(Given records)
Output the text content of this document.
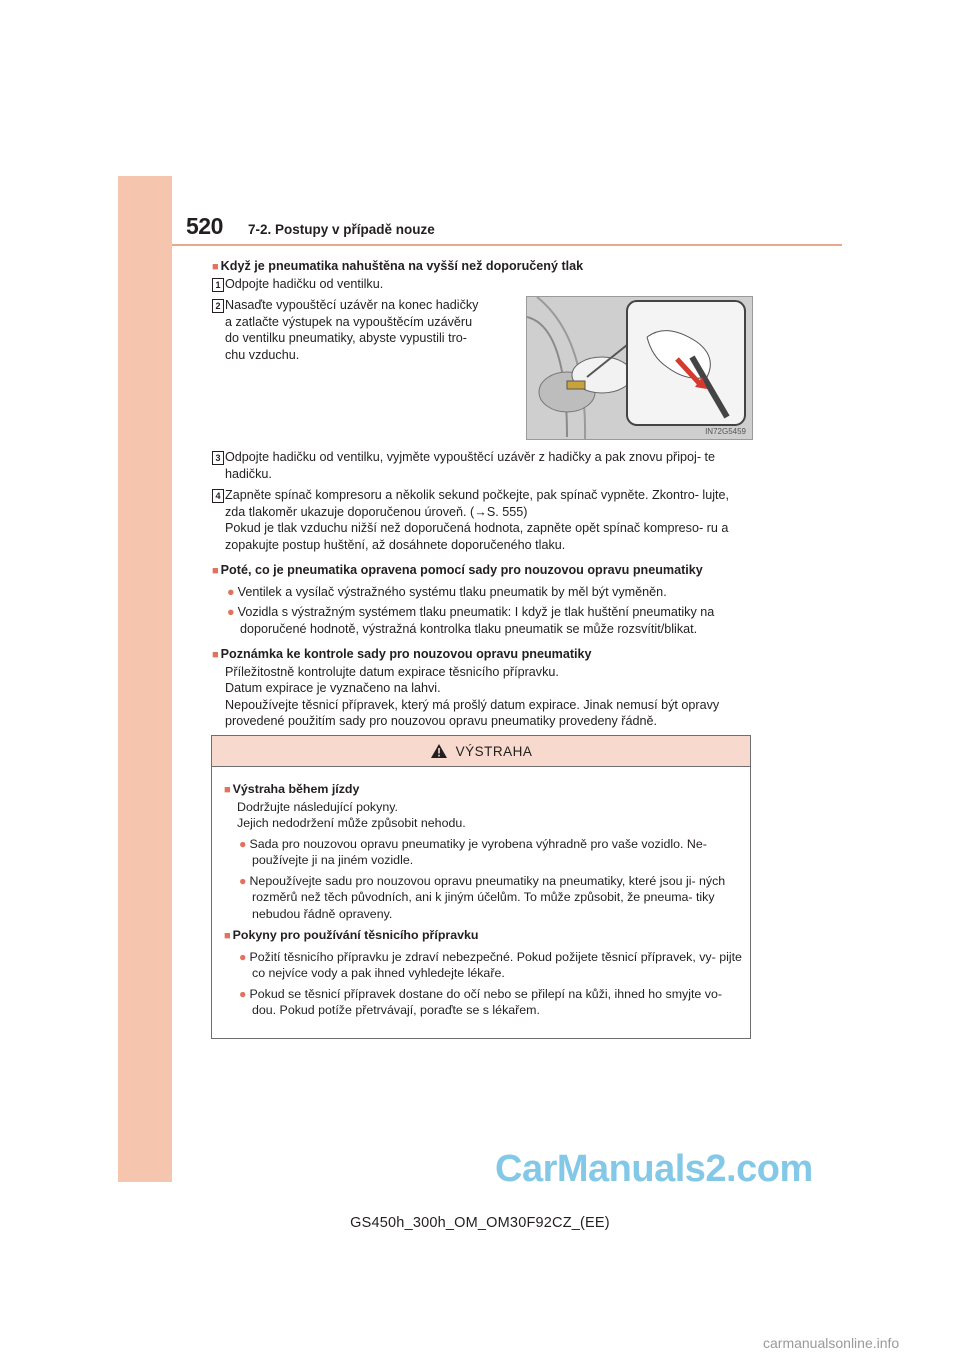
520 7-2. Postupy v případě nouze
■ Když je pneumatika nahuštěna na vyšší než doporučený tlak
1 Odpojte hadičku od ventilku.
2 Nasaďte vypouštěcí uzávěr na konec hadičky
a zatlačte výstupek na vypouštěcím uzávěru
do ventilku pneumatiky, abyste vypustili tro-
chu vzduchu.
3 Odpojte hadičku od ventilku, vyjměte vypouštěcí uzávěr z hadičky a pak znovu připoj- te hadičku.
4 Zapněte spínač kompresoru a několik sekund počkejte, pak spínač vypněte. Zkontro- lujte, zda tlakoměr ukazuje doporučenou úroveň. (→S. 555)
Pokud je tlak vzduchu nižší než doporučená hodnota, zapněte opět spínač kompreso- ru a zopakujte postup huštění, až dosáhnete doporučeného tlaku.
■ Poté, co je pneumatika opravena pomocí sady pro nouzovou opravu pneumatiky
● Ventilek a vysílač výstražného systému tlaku pneumatik by měl být vyměněn.
● Vozidla s výstražným systémem tlaku pneumatik: I když je tlak huštění pneumatiky na doporučené hodnotě, výstražná kontrolka tlaku pneumatik se může rozsvítit/blikat.
■ Poznámka ke kontrole sady pro nouzovou opravu pneumatiky
Příležitostně kontrolujte datum expirace těsnicího přípravku.
Datum expirace je vyznačeno na lahvi.
Nepoužívejte těsnicí přípravek, který má prošlý datum expirace. Jinak nemusí být opravy provedené použitím sady pro nouzovou opravu pneumatiky provedeny řádně.
IN72G5459
VÝSTRAHA
■ Výstraha během jízdy
Dodržujte následující pokyny.
Jejich nedodržení může způsobit nehodu.
● Sada pro nouzovou opravu pneumatiky je vyrobena výhradně pro vaše vozidlo. Ne- používejte ji na jiném vozidle.
● Nepoužívejte sadu pro nouzovou opravu pneumatiky na pneumatiky, které jsou ji- ných rozměrů než těch původních, ani k jiným účelům. To může způsobit, že pneuma- tiky nebudou řádně opraveny.
■ Pokyny pro používání těsnicího přípravku
● Požití těsnicího přípravku je zdraví nebezpečné. Pokud požijete těsnicí přípravek, vy- pijte co nejvíce vody a pak ihned vyhledejte lékaře.
● Pokud se těsnicí přípravek dostane do očí nebo se přilepí na kůži, ihned ho smyjte vo- dou. Pokud potíže přetrvávají, poraďte se s lékařem.
CarManuals2.com
GS450h_300h_OM_OM30F92CZ_(EE)
carmanualsonline.info
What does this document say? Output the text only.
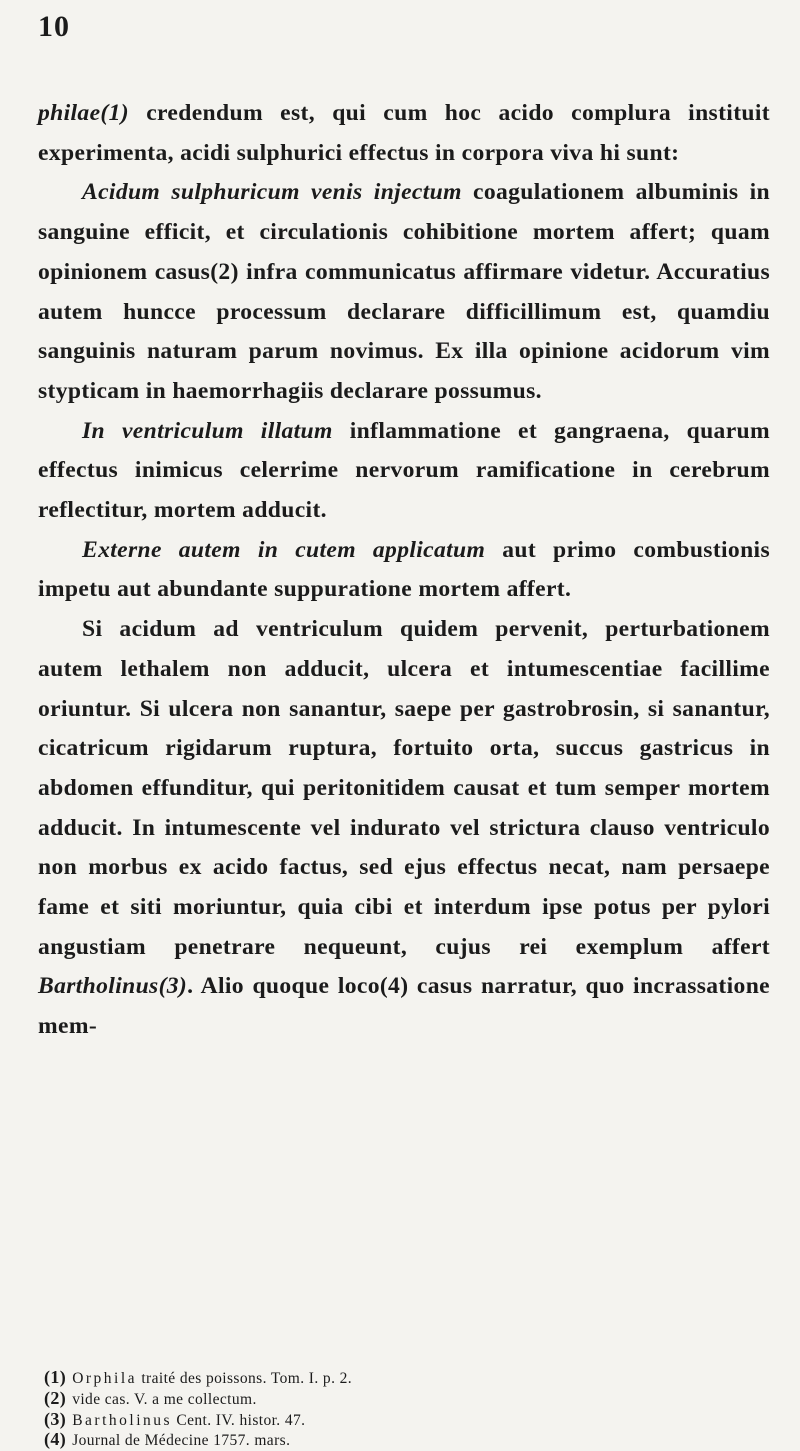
10

philae(1) credendum est, qui cum hoc acido complura instituit experimenta, acidi sulphurici effectus in corpora viva hi sunt:

Acidum sulphuricum venis injectum coagulationem albuminis in sanguine efficit, et circulationis cohibitione mortem affert; quam opinionem casus(2) infra communicatus affirmare videtur. Accuratius autem huncce processum declarare difficillimum est, quamdiu sanguinis naturam parum novimus. Ex illa opinione acidorum vim stypticam in haemorrhagiis declarare possumus.

In ventriculum illatum inflammatione et gangraena, quarum effectus inimicus celerrime nervorum ramificatione in cerebrum reflectitur, mortem adducit.

Externe autem in cutem applicatum aut primo combustionis impetu aut abundante suppuratione mortem affert.

Si acidum ad ventriculum quidem pervenit, perturbationem autem lethalem non adducit, ulcera et intumescentiae facillime oriuntur. Si ulcera non sanantur, saepe per gastrobrosin, si sanantur, cicatricum rigidarum ruptura, fortuito orta, succus gastricus in abdomen effunditur, qui peritonitidem causat et tum semper mortem adducit. In intumescente vel indurato vel strictura clauso ventriculo non morbus ex acido factus, sed ejus effectus necat, nam persaepe fame et siti moriuntur, quia cibi et interdum ipse potus per pylori angustiam penetrare nequeunt, cujus rei exemplum affert Bartholinus(3). Alio quoque loco(4) casus narratur, quo incrassatione mem-

(1) Orphila traité des poissons. Tom. I. p. 2.
(2) vide cas. V. a me collectum.
(3) Bartholinus Cent. IV. histor. 47.
(4) Journal de Médecine 1757. mars.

(Task prompt)
Collect every line above that contains the word "pneumatiky".

(Exercise answer)
do ventilku pneumatiky, abyste vypustili tro-
■ Poté, co je pneumatika opravena pomocí sady pro nouzovou opravu pneumatiky
● Vozidla s výstražným systémem tlaku pneumatik: I když je tlak huštění pneumatiky na doporučené hodnotě, výstražná kontrolka tlaku pneumatik se může rozsvítit/blikat.
■ Poznámka ke kontrole sady pro nouzovou opravu pneumatiky
Nepoužívejte těsnicí přípravek, který má prošlý datum expirace. Jinak nemusí být opravy provedené použitím sady pro nouzovou opravu pneumatiky provedeny řádně.
● Sada pro nouzovou opravu pneumatiky je vyrobena výhradně pro vaše vozidlo. Ne- používejte ji na jiném vozidle.
● Nepoužívejte sadu pro nouzovou opravu pneumatiky na pneumatiky, které jsou ji- ných rozměrů než těch původních, ani k jiným účelům. To může způsobit, že pneuma- tiky nebudou řádně opraveny.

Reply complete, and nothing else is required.